**Directions:**
Faithfully return all lines, omitting every embedded picture.

**Stored records:**
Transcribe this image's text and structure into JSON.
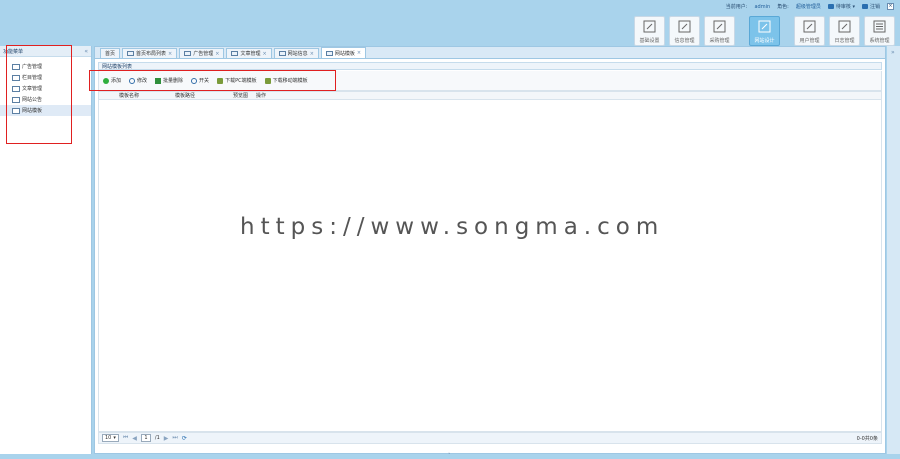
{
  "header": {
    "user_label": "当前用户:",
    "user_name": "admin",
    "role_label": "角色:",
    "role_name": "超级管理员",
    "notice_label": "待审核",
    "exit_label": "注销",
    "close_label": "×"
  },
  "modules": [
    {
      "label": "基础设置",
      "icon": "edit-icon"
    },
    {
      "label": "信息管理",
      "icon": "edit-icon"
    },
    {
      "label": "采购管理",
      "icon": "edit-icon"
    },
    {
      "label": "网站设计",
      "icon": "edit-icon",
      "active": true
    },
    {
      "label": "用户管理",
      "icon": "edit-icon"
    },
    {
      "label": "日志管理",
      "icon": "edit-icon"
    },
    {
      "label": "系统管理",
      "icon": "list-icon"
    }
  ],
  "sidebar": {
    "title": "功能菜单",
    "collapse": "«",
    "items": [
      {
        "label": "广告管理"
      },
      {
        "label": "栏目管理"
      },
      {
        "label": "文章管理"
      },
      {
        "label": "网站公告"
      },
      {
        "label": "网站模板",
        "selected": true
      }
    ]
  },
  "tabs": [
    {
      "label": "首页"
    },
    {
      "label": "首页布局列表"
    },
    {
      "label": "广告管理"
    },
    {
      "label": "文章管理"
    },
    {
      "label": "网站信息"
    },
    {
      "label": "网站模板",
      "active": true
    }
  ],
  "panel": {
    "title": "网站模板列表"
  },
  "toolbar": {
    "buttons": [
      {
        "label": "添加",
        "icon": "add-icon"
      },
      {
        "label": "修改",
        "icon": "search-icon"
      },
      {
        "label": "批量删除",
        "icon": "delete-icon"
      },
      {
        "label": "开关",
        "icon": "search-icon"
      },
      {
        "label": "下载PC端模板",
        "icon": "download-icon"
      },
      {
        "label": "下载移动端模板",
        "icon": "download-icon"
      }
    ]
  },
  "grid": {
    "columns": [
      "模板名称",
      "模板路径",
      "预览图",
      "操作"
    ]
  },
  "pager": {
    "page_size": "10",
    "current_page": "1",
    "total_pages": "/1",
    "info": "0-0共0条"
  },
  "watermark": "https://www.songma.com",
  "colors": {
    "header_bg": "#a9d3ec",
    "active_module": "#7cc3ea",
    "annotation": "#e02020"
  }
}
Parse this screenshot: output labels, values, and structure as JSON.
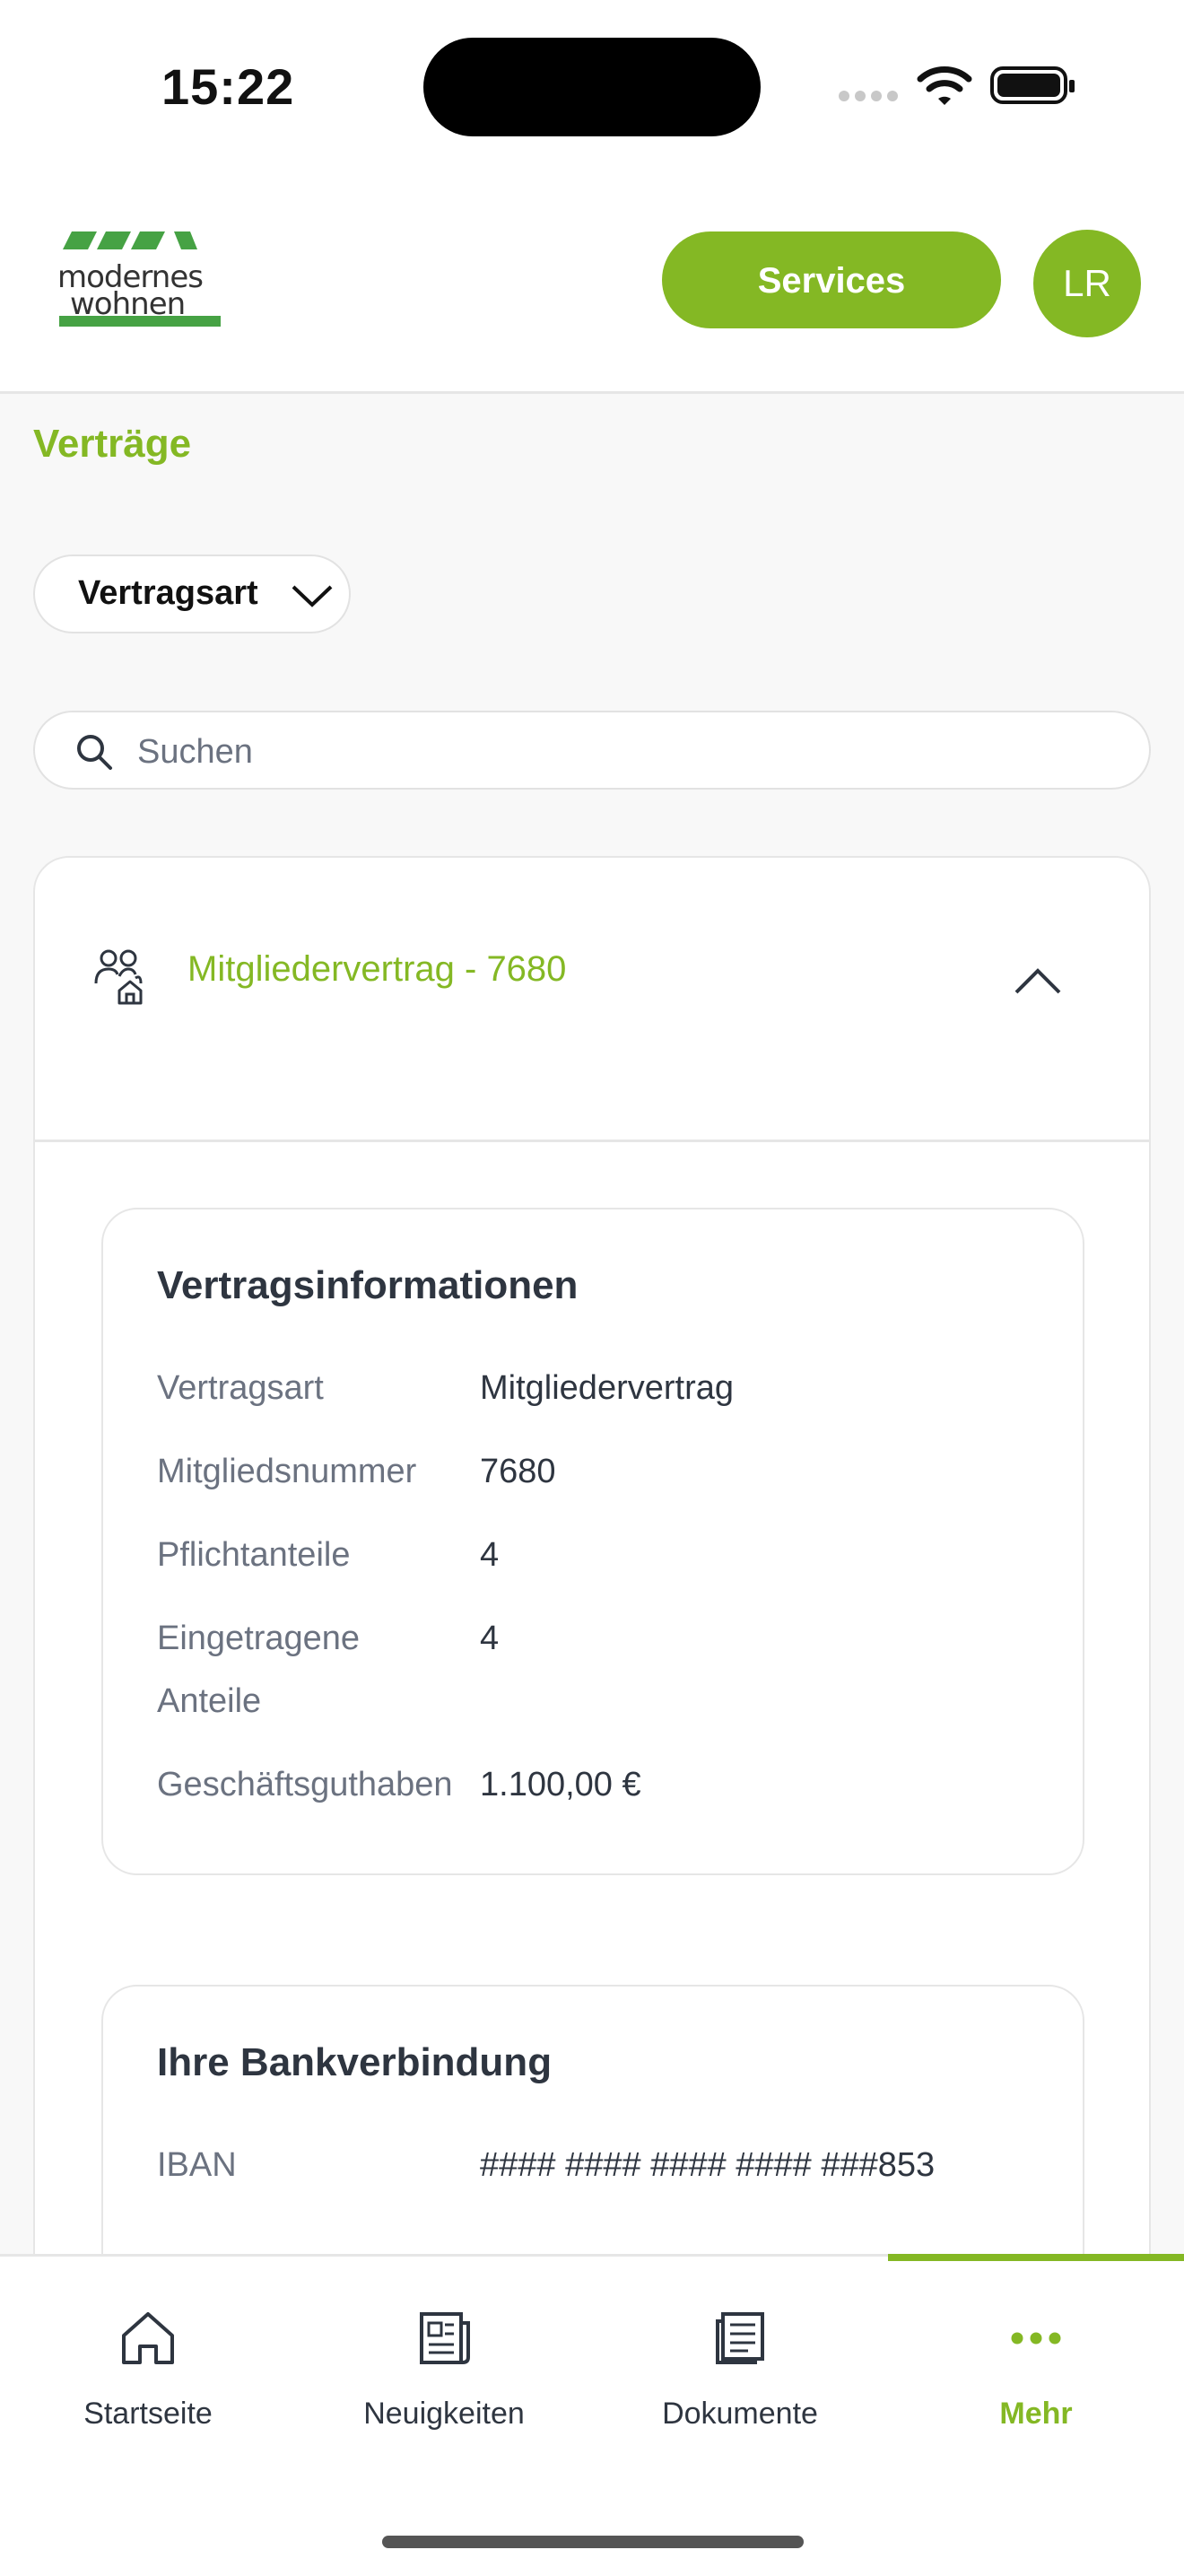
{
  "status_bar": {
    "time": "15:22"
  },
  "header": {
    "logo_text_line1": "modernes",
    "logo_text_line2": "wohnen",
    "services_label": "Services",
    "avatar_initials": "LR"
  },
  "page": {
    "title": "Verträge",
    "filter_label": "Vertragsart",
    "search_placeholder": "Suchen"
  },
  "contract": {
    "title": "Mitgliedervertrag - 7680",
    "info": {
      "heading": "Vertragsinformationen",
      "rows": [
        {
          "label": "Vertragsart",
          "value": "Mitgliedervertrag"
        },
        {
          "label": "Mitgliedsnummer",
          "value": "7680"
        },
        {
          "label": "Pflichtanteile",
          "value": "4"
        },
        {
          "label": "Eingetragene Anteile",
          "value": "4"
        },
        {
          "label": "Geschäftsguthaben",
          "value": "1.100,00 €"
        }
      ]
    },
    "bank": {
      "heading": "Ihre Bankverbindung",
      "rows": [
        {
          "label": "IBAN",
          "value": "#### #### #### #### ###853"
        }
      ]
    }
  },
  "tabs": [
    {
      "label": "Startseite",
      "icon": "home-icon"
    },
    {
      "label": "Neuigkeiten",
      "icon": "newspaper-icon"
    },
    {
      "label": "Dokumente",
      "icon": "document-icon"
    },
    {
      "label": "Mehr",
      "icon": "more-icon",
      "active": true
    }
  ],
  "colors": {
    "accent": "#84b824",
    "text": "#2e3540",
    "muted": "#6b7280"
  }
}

**Completed exercise:**
Transcribe this image's text and structure into JSON.
{
  "header": {
    "user_label": "当前用户:",
    "user_name": "admin",
    "role_label": "角色:",
    "role_name": "超级管理员",
    "notice_label": "待审核",
    "exit_label": "注销",
    "close_label": "×"
  },
  "modules": [
    {
      "label": "基础设置",
      "icon": "edit-icon"
    },
    {
      "label": "信息管理",
      "icon": "edit-icon"
    },
    {
      "label": "采购管理",
      "icon": "edit-icon"
    },
    {
      "label": "网站设计",
      "icon": "edit-icon",
      "active": true
    },
    {
      "label": "用户管理",
      "icon": "edit-icon"
    },
    {
      "label": "日志管理",
      "icon": "edit-icon"
    },
    {
      "label": "系统管理",
      "icon": "list-icon"
    }
  ],
  "sidebar": {
    "title": "功能菜单",
    "collapse": "«",
    "items": [
      {
        "label": "广告管理"
      },
      {
        "label": "栏目管理"
      },
      {
        "label": "文章管理"
      },
      {
        "label": "网站公告"
      },
      {
        "label": "网站模板",
        "selected": true
      }
    ]
  },
  "tabs": [
    {
      "label": "首页"
    },
    {
      "label": "首页布局列表"
    },
    {
      "label": "广告管理"
    },
    {
      "label": "文章管理"
    },
    {
      "label": "网站信息"
    },
    {
      "label": "网站模板",
      "active": true
    }
  ],
  "panel": {
    "title": "网站模板列表"
  },
  "toolbar": {
    "buttons": [
      {
        "label": "添加",
        "icon": "add-icon"
      },
      {
        "label": "修改",
        "icon": "search-icon"
      },
      {
        "label": "批量删除",
        "icon": "delete-icon"
      },
      {
        "label": "开关",
        "icon": "search-icon"
      },
      {
        "label": "下载PC端模板",
        "icon": "download-icon"
      },
      {
        "label": "下载移动端模板",
        "icon": "download-icon"
      }
    ]
  },
  "grid": {
    "columns": [
      "模板名称",
      "模板路径",
      "预览图",
      "操作"
    ]
  },
  "pager": {
    "page_size": "10",
    "current_page": "1",
    "total_pages": "/1",
    "info": "0-0共0条"
  },
  "watermark": "https://www.songma.com",
  "colors": {
    "header_bg": "#a9d3ec",
    "active_module": "#7cc3ea",
    "annotation": "#e02020"
  }
}
Parse this screenshot: output labels, values, and structure as JSON.
{
  "status_bar": {
    "time": "15:22"
  },
  "header": {
    "logo_text_line1": "modernes",
    "logo_text_line2": "wohnen",
    "services_label": "Services",
    "avatar_initials": "LR"
  },
  "page": {
    "title": "Verträge",
    "filter_label": "Vertragsart",
    "search_placeholder": "Suchen"
  },
  "contract": {
    "title": "Mitgliedervertrag - 7680",
    "info": {
      "heading": "Vertragsinformationen",
      "rows": [
        {
          "label": "Vertragsart",
          "value": "Mitgliedervertrag"
        },
        {
          "label": "Mitgliedsnummer",
          "value": "7680"
        },
        {
          "label": "Pflichtanteile",
          "value": "4"
        },
        {
          "label": "Eingetragene Anteile",
          "value": "4"
        },
        {
          "label": "Geschäftsguthaben",
          "value": "1.100,00 €"
        }
      ]
    },
    "bank": {
      "heading": "Ihre Bankverbindung",
      "rows": [
        {
          "label": "IBAN",
          "value": "#### #### #### #### ###853"
        }
      ]
    }
  },
  "tabs": [
    {
      "label": "Startseite",
      "icon": "home-icon"
    },
    {
      "label": "Neuigkeiten",
      "icon": "newspaper-icon"
    },
    {
      "label": "Dokumente",
      "icon": "document-icon"
    },
    {
      "label": "Mehr",
      "icon": "more-icon",
      "active": true
    }
  ],
  "colors": {
    "accent": "#84b824",
    "text": "#2e3540",
    "muted": "#6b7280"
  }
}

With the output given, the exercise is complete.